EXERCISE TASK ▸ Output all of the entries exactly as written.

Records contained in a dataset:
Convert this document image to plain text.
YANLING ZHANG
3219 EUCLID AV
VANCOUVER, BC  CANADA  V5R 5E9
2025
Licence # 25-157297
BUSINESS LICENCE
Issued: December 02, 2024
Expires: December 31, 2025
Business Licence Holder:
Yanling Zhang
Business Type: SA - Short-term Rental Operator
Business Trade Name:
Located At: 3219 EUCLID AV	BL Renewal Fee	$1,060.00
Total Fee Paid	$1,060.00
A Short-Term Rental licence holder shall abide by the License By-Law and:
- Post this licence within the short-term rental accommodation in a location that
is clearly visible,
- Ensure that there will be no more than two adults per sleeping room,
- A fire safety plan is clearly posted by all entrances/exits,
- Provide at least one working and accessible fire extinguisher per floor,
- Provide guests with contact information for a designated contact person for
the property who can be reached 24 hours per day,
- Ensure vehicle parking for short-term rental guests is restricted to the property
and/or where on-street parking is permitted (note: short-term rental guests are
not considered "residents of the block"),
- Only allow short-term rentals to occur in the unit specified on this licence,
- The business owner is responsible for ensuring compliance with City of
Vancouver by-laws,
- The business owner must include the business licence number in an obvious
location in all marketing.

REPLY TO THE TASK ▸
Convert this document image to plain text.
YANLING ZHANG
3219 EUCLID AV
VANCOUVER, BC  CANADA  V5R 5E9
2025
Licence # 25-157297
BUSINESS LICENCE
Issued: December 02, 2024
Expires: December 31, 2025
Business Licence Holder:
Yanling Zhang
Business Type: SA - Short-term Rental Operator
Business Trade Name:
Located At: 3219 EUCLID AV	BL Renewal Fee	$1,060.00
Total Fee Paid	$1,060.00
A Short-Term Rental licence holder shall abide by the License By-Law and:
- Post this licence within the short-term rental accommodation in a location that
is clearly visible,
- Ensure that there will be no more than two adults per sleeping room,
- A fire safety plan is clearly posted by all entrances/exits,
- Provide at least one working and accessible fire extinguisher per floor,
- Provide guests with contact information for a designated contact person for
the property who can be reached 24 hours per day,
- Ensure vehicle parking for short-term rental guests is restricted to the property
and/or where on-street parking is permitted (note: short-term rental guests are
not considered "residents of the block"),
- Only allow short-term rentals to occur in the unit specified on this licence,
- The business owner is responsible for ensuring compliance with City of
Vancouver by-laws,
- The business owner must include the business licence number in an obvious
location in all marketing.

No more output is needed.